• What you need to do: Isolate every line in the data with the string "JSON" and copy it.
--- start ---
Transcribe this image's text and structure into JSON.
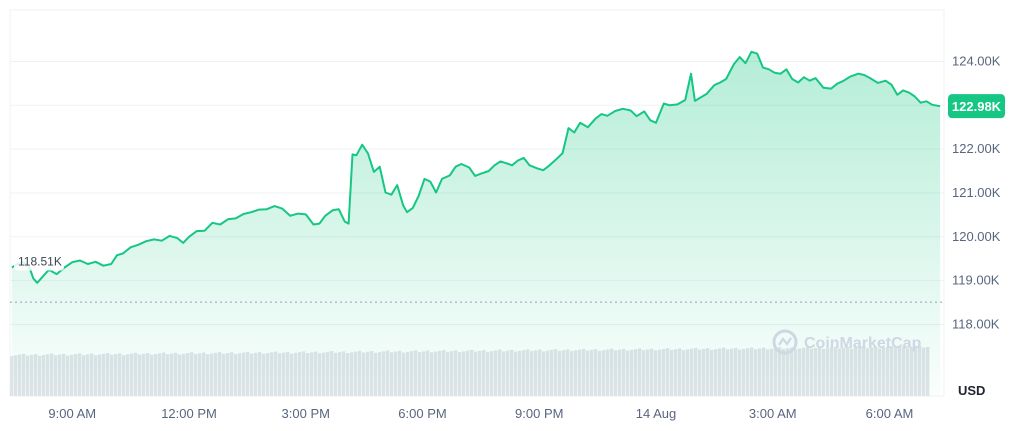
{
  "colors": {
    "line": "#16c784",
    "badge": "#16c784",
    "grid": "#eff2f5",
    "volume": "#e1e4ea",
    "text": "#58667e"
  },
  "watermark": "CoinMarketCap",
  "chart_data": {
    "type": "area",
    "unit_label": "USD",
    "ylim": [
      117600,
      124900
    ],
    "yticks": [
      {
        "value": 118000,
        "label": "118.00K"
      },
      {
        "value": 119000,
        "label": "119.00K"
      },
      {
        "value": 120000,
        "label": "120.00K"
      },
      {
        "value": 121000,
        "label": "121.00K"
      },
      {
        "value": 122000,
        "label": "122.00K"
      },
      {
        "value": 124000,
        "label": "124.00K"
      }
    ],
    "xticks": [
      {
        "hour": 9,
        "label": "9:00 AM"
      },
      {
        "hour": 12,
        "label": "12:00 PM"
      },
      {
        "hour": 15,
        "label": "3:00 PM"
      },
      {
        "hour": 18,
        "label": "6:00 PM"
      },
      {
        "hour": 21,
        "label": "9:00 PM"
      },
      {
        "hour": 24,
        "label": "14 Aug"
      },
      {
        "hour": 27,
        "label": "3:00 AM"
      },
      {
        "hour": 30,
        "label": "6:00 AM"
      }
    ],
    "xlim": [
      7.4,
      31.4
    ],
    "start_label": "118.51K",
    "start_value": 118510,
    "current_label": "122.98K",
    "current_value": 122980,
    "series": [
      {
        "points": [
          [
            7.45,
            119300
          ],
          [
            7.6,
            119380
          ],
          [
            7.75,
            119420
          ],
          [
            7.9,
            119300
          ],
          [
            8.0,
            119050
          ],
          [
            8.1,
            118950
          ],
          [
            8.2,
            119050
          ],
          [
            8.4,
            119250
          ],
          [
            8.6,
            119150
          ],
          [
            8.8,
            119300
          ],
          [
            9.0,
            119420
          ],
          [
            9.2,
            119460
          ],
          [
            9.4,
            119380
          ],
          [
            9.6,
            119430
          ],
          [
            9.8,
            119340
          ],
          [
            10.0,
            119380
          ],
          [
            10.15,
            119580
          ],
          [
            10.3,
            119620
          ],
          [
            10.5,
            119760
          ],
          [
            10.7,
            119820
          ],
          [
            10.9,
            119900
          ],
          [
            11.1,
            119940
          ],
          [
            11.3,
            119910
          ],
          [
            11.5,
            120020
          ],
          [
            11.7,
            119970
          ],
          [
            11.85,
            119860
          ],
          [
            12.0,
            120000
          ],
          [
            12.2,
            120130
          ],
          [
            12.4,
            120140
          ],
          [
            12.6,
            120320
          ],
          [
            12.8,
            120280
          ],
          [
            13.0,
            120400
          ],
          [
            13.2,
            120420
          ],
          [
            13.4,
            120520
          ],
          [
            13.6,
            120560
          ],
          [
            13.8,
            120620
          ],
          [
            14.0,
            120630
          ],
          [
            14.2,
            120700
          ],
          [
            14.4,
            120640
          ],
          [
            14.6,
            120480
          ],
          [
            14.8,
            120530
          ],
          [
            15.0,
            120510
          ],
          [
            15.2,
            120280
          ],
          [
            15.35,
            120300
          ],
          [
            15.5,
            120480
          ],
          [
            15.7,
            120610
          ],
          [
            15.85,
            120630
          ],
          [
            16.0,
            120350
          ],
          [
            16.1,
            120300
          ],
          [
            16.2,
            121880
          ],
          [
            16.3,
            121860
          ],
          [
            16.45,
            122100
          ],
          [
            16.6,
            121900
          ],
          [
            16.75,
            121480
          ],
          [
            16.9,
            121600
          ],
          [
            17.05,
            121010
          ],
          [
            17.2,
            120960
          ],
          [
            17.35,
            121180
          ],
          [
            17.5,
            120720
          ],
          [
            17.6,
            120560
          ],
          [
            17.75,
            120660
          ],
          [
            17.9,
            120930
          ],
          [
            18.05,
            121320
          ],
          [
            18.2,
            121260
          ],
          [
            18.35,
            121010
          ],
          [
            18.5,
            121320
          ],
          [
            18.7,
            121400
          ],
          [
            18.85,
            121600
          ],
          [
            19.0,
            121660
          ],
          [
            19.2,
            121580
          ],
          [
            19.35,
            121390
          ],
          [
            19.5,
            121440
          ],
          [
            19.7,
            121500
          ],
          [
            19.85,
            121630
          ],
          [
            20.0,
            121720
          ],
          [
            20.15,
            121680
          ],
          [
            20.3,
            121630
          ],
          [
            20.45,
            121740
          ],
          [
            20.6,
            121800
          ],
          [
            20.75,
            121630
          ],
          [
            20.95,
            121560
          ],
          [
            21.1,
            121520
          ],
          [
            21.25,
            121620
          ],
          [
            21.45,
            121780
          ],
          [
            21.6,
            121910
          ],
          [
            21.75,
            122480
          ],
          [
            21.9,
            122380
          ],
          [
            22.05,
            122600
          ],
          [
            22.25,
            122500
          ],
          [
            22.45,
            122700
          ],
          [
            22.6,
            122800
          ],
          [
            22.75,
            122760
          ],
          [
            22.95,
            122870
          ],
          [
            23.15,
            122920
          ],
          [
            23.35,
            122880
          ],
          [
            23.5,
            122750
          ],
          [
            23.7,
            122860
          ],
          [
            23.85,
            122660
          ],
          [
            24.0,
            122600
          ],
          [
            24.2,
            123040
          ],
          [
            24.35,
            123000
          ],
          [
            24.55,
            123020
          ],
          [
            24.75,
            123120
          ],
          [
            24.9,
            123720
          ],
          [
            25.0,
            123100
          ],
          [
            25.15,
            123180
          ],
          [
            25.3,
            123260
          ],
          [
            25.5,
            123460
          ],
          [
            25.65,
            123520
          ],
          [
            25.8,
            123600
          ],
          [
            26.0,
            123940
          ],
          [
            26.15,
            124100
          ],
          [
            26.3,
            123960
          ],
          [
            26.45,
            124220
          ],
          [
            26.6,
            124180
          ],
          [
            26.75,
            123860
          ],
          [
            26.9,
            123820
          ],
          [
            27.05,
            123740
          ],
          [
            27.2,
            123720
          ],
          [
            27.35,
            123820
          ],
          [
            27.5,
            123600
          ],
          [
            27.65,
            123520
          ],
          [
            27.8,
            123640
          ],
          [
            27.95,
            123560
          ],
          [
            28.1,
            123620
          ],
          [
            28.3,
            123400
          ],
          [
            28.5,
            123380
          ],
          [
            28.65,
            123490
          ],
          [
            28.8,
            123550
          ],
          [
            29.0,
            123660
          ],
          [
            29.2,
            123720
          ],
          [
            29.35,
            123690
          ],
          [
            29.5,
            123620
          ],
          [
            29.7,
            123510
          ],
          [
            29.9,
            123560
          ],
          [
            30.05,
            123470
          ],
          [
            30.2,
            123240
          ],
          [
            30.35,
            123340
          ],
          [
            30.5,
            123290
          ],
          [
            30.65,
            123200
          ],
          [
            30.8,
            123060
          ],
          [
            30.95,
            123090
          ],
          [
            31.1,
            123010
          ],
          [
            31.3,
            122980
          ]
        ]
      }
    ]
  }
}
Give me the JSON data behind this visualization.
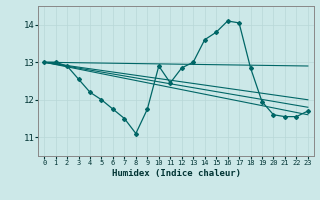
{
  "xlabel": "Humidex (Indice chaleur)",
  "background_color": "#cce8e8",
  "grid_color": "#b8d8d8",
  "line_color": "#006666",
  "xlim": [
    -0.5,
    23.5
  ],
  "ylim": [
    10.5,
    14.5
  ],
  "yticks": [
    11,
    12,
    13,
    14
  ],
  "xticks": [
    0,
    1,
    2,
    3,
    4,
    5,
    6,
    7,
    8,
    9,
    10,
    11,
    12,
    13,
    14,
    15,
    16,
    17,
    18,
    19,
    20,
    21,
    22,
    23
  ],
  "series1_x": [
    0,
    1,
    2,
    3,
    4,
    5,
    6,
    7,
    8,
    9,
    10,
    11,
    12,
    13,
    14,
    15,
    16,
    17,
    18,
    19,
    20,
    21,
    22,
    23
  ],
  "series1_y": [
    13.0,
    13.0,
    12.9,
    12.55,
    12.2,
    12.0,
    11.75,
    11.5,
    11.1,
    11.75,
    12.9,
    12.45,
    12.85,
    13.0,
    13.6,
    13.8,
    14.1,
    14.05,
    12.85,
    11.95,
    11.6,
    11.55,
    11.55,
    11.7
  ],
  "series2_x": [
    0,
    23
  ],
  "series2_y": [
    13.0,
    11.6
  ],
  "series3_x": [
    0,
    23
  ],
  "series3_y": [
    13.0,
    11.8
  ],
  "series4_x": [
    0,
    23
  ],
  "series4_y": [
    13.0,
    12.0
  ],
  "series5_x": [
    0,
    23
  ],
  "series5_y": [
    13.0,
    12.9
  ]
}
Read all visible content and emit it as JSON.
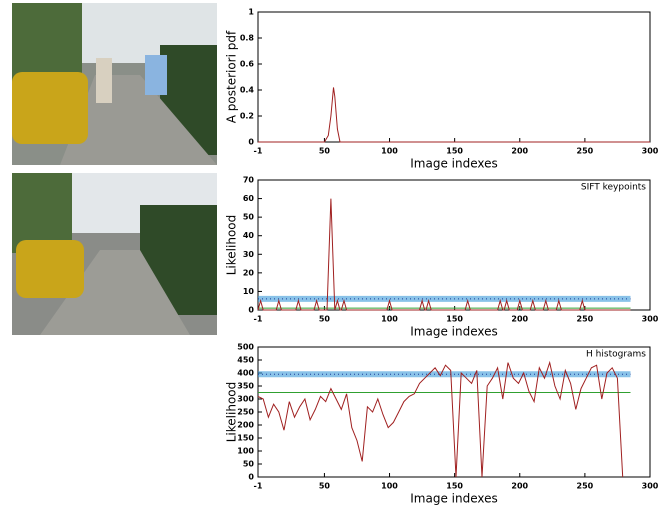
{
  "chart_data": [
    {
      "type": "line",
      "y_label": "A posteriori pdf",
      "x_label": "Image indexes",
      "xlim": [
        -1,
        300
      ],
      "xticks": [
        -1,
        50,
        100,
        150,
        200,
        250,
        300
      ],
      "ylim": [
        0,
        1
      ],
      "yticks": [
        0,
        0.2,
        0.4,
        0.6,
        0.8,
        1
      ],
      "series": [
        {
          "color": "#a02020",
          "x": [
            -1,
            50,
            53,
            55,
            57,
            58,
            60,
            62,
            300
          ],
          "values": [
            0,
            0,
            0.05,
            0.2,
            0.42,
            0.35,
            0.1,
            0,
            0
          ]
        }
      ]
    },
    {
      "type": "line",
      "title": "SIFT keypoints",
      "y_label": "Likelihood",
      "x_label": "Image indexes",
      "xlim": [
        -1,
        300
      ],
      "xticks": [
        -1,
        50,
        100,
        150,
        200,
        250,
        300
      ],
      "ylim": [
        0,
        70
      ],
      "yticks": [
        0,
        10,
        20,
        30,
        40,
        50,
        60,
        70
      ],
      "series": [
        {
          "color": "#3a9ad9",
          "x": [
            -1,
            285
          ],
          "values": [
            6,
            6
          ]
        },
        {
          "color": "#30a030",
          "x": [
            -1,
            285
          ],
          "values": [
            1,
            1
          ]
        },
        {
          "color": "#a02020",
          "x": [
            -1,
            1,
            3,
            13,
            15,
            17,
            28,
            30,
            32,
            42,
            44,
            46,
            52,
            55,
            58,
            60,
            62,
            63,
            65,
            67,
            98,
            100,
            102,
            123,
            125,
            127,
            128,
            130,
            132,
            158,
            160,
            162,
            183,
            185,
            187,
            188,
            190,
            192,
            198,
            200,
            202,
            208,
            210,
            212,
            218,
            220,
            222,
            228,
            230,
            232,
            246,
            248,
            250,
            285
          ],
          "values": [
            0,
            5,
            0,
            0,
            5,
            0,
            0,
            5,
            0,
            0,
            5,
            0,
            0,
            60,
            0,
            5,
            0,
            0,
            5,
            0,
            0,
            5,
            0,
            0,
            5,
            0,
            0,
            5,
            0,
            0,
            5,
            0,
            0,
            5,
            0,
            0,
            5,
            0,
            0,
            5,
            0,
            0,
            5,
            0,
            0,
            5,
            0,
            0,
            5,
            0,
            0,
            5,
            0,
            0
          ]
        }
      ]
    },
    {
      "type": "line",
      "title": "H histograms",
      "y_label": "Likelihood",
      "x_label": "Image indexes",
      "xlim": [
        -1,
        300
      ],
      "xticks": [
        -1,
        50,
        100,
        150,
        200,
        250,
        300
      ],
      "ylim": [
        0,
        500
      ],
      "yticks": [
        0,
        50,
        100,
        150,
        200,
        250,
        300,
        350,
        400,
        450,
        500
      ],
      "series": [
        {
          "color": "#3a9ad9",
          "x": [
            -1,
            285
          ],
          "values": [
            395,
            395
          ]
        },
        {
          "color": "#30a030",
          "x": [
            -1,
            285
          ],
          "values": [
            325,
            325
          ]
        },
        {
          "color": "#a02020",
          "x": [
            -1,
            3,
            7,
            11,
            15,
            19,
            23,
            27,
            31,
            35,
            39,
            43,
            47,
            51,
            55,
            59,
            63,
            67,
            71,
            75,
            79,
            83,
            87,
            91,
            95,
            99,
            103,
            107,
            111,
            115,
            119,
            123,
            127,
            131,
            135,
            139,
            143,
            147,
            151,
            155,
            159,
            163,
            167,
            171,
            175,
            179,
            183,
            187,
            191,
            195,
            199,
            203,
            207,
            211,
            215,
            219,
            223,
            227,
            231,
            235,
            239,
            243,
            247,
            251,
            255,
            259,
            263,
            267,
            271,
            275,
            279
          ],
          "values": [
            310,
            300,
            230,
            280,
            250,
            180,
            290,
            230,
            270,
            300,
            220,
            260,
            310,
            290,
            340,
            300,
            260,
            320,
            190,
            140,
            60,
            270,
            250,
            300,
            240,
            190,
            210,
            250,
            290,
            310,
            320,
            360,
            380,
            400,
            420,
            390,
            430,
            410,
            0,
            400,
            380,
            360,
            410,
            0,
            350,
            380,
            420,
            300,
            440,
            380,
            360,
            400,
            330,
            290,
            420,
            380,
            440,
            350,
            300,
            410,
            360,
            260,
            340,
            380,
            420,
            430,
            300,
            400,
            420,
            380,
            0
          ]
        }
      ]
    }
  ]
}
--- end ---
• Exercise solution:
Transcribe this image's text and structure into JSON.
Give me the JSON data behind this visualization.
Read all visible content and emit it as JSON.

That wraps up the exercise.